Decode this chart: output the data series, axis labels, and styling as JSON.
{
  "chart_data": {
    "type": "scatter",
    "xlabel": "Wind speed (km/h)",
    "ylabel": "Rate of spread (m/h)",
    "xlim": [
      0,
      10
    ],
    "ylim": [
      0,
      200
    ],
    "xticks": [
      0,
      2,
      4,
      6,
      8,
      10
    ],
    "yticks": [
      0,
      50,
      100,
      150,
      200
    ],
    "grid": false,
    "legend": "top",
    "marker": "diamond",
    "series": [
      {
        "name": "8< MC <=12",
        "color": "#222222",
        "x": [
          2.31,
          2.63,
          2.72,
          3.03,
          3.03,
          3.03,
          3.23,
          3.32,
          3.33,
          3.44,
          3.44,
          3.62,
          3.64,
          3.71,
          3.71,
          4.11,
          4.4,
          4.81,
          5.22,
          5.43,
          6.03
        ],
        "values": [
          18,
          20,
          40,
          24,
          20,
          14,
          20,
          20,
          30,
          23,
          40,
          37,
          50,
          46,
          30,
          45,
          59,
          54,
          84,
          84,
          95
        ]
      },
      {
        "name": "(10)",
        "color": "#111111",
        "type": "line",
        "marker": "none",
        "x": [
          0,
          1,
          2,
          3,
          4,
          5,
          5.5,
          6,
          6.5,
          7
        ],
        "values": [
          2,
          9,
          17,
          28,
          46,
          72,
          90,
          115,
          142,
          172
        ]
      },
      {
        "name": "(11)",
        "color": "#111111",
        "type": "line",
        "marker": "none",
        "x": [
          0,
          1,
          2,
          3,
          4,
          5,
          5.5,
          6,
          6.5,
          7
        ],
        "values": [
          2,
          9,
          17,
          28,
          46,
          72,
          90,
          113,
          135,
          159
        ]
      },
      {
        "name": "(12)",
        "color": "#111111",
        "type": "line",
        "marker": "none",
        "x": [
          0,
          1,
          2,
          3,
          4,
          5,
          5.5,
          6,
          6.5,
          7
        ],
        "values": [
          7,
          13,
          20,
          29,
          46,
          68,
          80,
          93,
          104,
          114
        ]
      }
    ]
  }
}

> [Request]:
Exactly as written, please output every entry.

> [The completed task]:
Decode this chart: output the data series, axis labels, and styling as JSON.
{
  "chart_data": {
    "type": "scatter",
    "xlabel": "Wind speed (km/h)",
    "ylabel": "Rate of spread (m/h)",
    "xlim": [
      0,
      10
    ],
    "ylim": [
      0,
      200
    ],
    "xticks": [
      0,
      2,
      4,
      6,
      8,
      10
    ],
    "yticks": [
      0,
      50,
      100,
      150,
      200
    ],
    "grid": false,
    "legend": "top",
    "marker": "diamond",
    "series": [
      {
        "name": "8< MC <=12",
        "color": "#222222",
        "x": [
          2.31,
          2.63,
          2.72,
          3.03,
          3.03,
          3.03,
          3.23,
          3.32,
          3.33,
          3.44,
          3.44,
          3.62,
          3.64,
          3.71,
          3.71,
          4.11,
          4.4,
          4.81,
          5.22,
          5.43,
          6.03
        ],
        "values": [
          18,
          20,
          40,
          24,
          20,
          14,
          20,
          20,
          30,
          23,
          40,
          37,
          50,
          46,
          30,
          45,
          59,
          54,
          84,
          84,
          95
        ]
      },
      {
        "name": "(10)",
        "color": "#111111",
        "type": "line",
        "marker": "none",
        "x": [
          0,
          1,
          2,
          3,
          4,
          5,
          5.5,
          6,
          6.5,
          7
        ],
        "values": [
          2,
          9,
          17,
          28,
          46,
          72,
          90,
          115,
          142,
          172
        ]
      },
      {
        "name": "(11)",
        "color": "#111111",
        "type": "line",
        "marker": "none",
        "x": [
          0,
          1,
          2,
          3,
          4,
          5,
          5.5,
          6,
          6.5,
          7
        ],
        "values": [
          2,
          9,
          17,
          28,
          46,
          72,
          90,
          113,
          135,
          159
        ]
      },
      {
        "name": "(12)",
        "color": "#111111",
        "type": "line",
        "marker": "none",
        "x": [
          0,
          1,
          2,
          3,
          4,
          5,
          5.5,
          6,
          6.5,
          7
        ],
        "values": [
          7,
          13,
          20,
          29,
          46,
          68,
          80,
          93,
          104,
          114
        ]
      }
    ]
  }
}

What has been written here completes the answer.